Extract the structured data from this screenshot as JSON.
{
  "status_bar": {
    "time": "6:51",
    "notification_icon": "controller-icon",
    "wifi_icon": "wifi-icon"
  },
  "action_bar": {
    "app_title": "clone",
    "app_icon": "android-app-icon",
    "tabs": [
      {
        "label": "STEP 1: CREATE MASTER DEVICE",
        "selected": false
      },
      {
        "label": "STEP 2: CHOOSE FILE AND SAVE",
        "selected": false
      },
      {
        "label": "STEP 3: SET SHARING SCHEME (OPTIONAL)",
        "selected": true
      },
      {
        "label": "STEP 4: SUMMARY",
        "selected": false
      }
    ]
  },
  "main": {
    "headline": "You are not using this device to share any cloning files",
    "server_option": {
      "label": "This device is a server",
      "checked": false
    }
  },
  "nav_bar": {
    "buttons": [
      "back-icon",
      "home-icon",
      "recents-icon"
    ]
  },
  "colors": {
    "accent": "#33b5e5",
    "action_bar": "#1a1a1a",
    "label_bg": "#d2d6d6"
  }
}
────────
The listing above should be transcribed in full, exactly as written.

Exercise output
Extract the structured data from this screenshot as JSON.
{
  "status_bar": {
    "time": "6:51",
    "notification_icon": "controller-icon",
    "wifi_icon": "wifi-icon"
  },
  "action_bar": {
    "app_title": "clone",
    "app_icon": "android-app-icon",
    "tabs": [
      {
        "label": "STEP 1: CREATE MASTER DEVICE",
        "selected": false
      },
      {
        "label": "STEP 2: CHOOSE FILE AND SAVE",
        "selected": false
      },
      {
        "label": "STEP 3: SET SHARING SCHEME (OPTIONAL)",
        "selected": true
      },
      {
        "label": "STEP 4: SUMMARY",
        "selected": false
      }
    ]
  },
  "main": {
    "headline": "You are not using this device to share any cloning files",
    "server_option": {
      "label": "This device is a server",
      "checked": false
    }
  },
  "nav_bar": {
    "buttons": [
      "back-icon",
      "home-icon",
      "recents-icon"
    ]
  },
  "colors": {
    "accent": "#33b5e5",
    "action_bar": "#1a1a1a",
    "label_bg": "#d2d6d6"
  }
}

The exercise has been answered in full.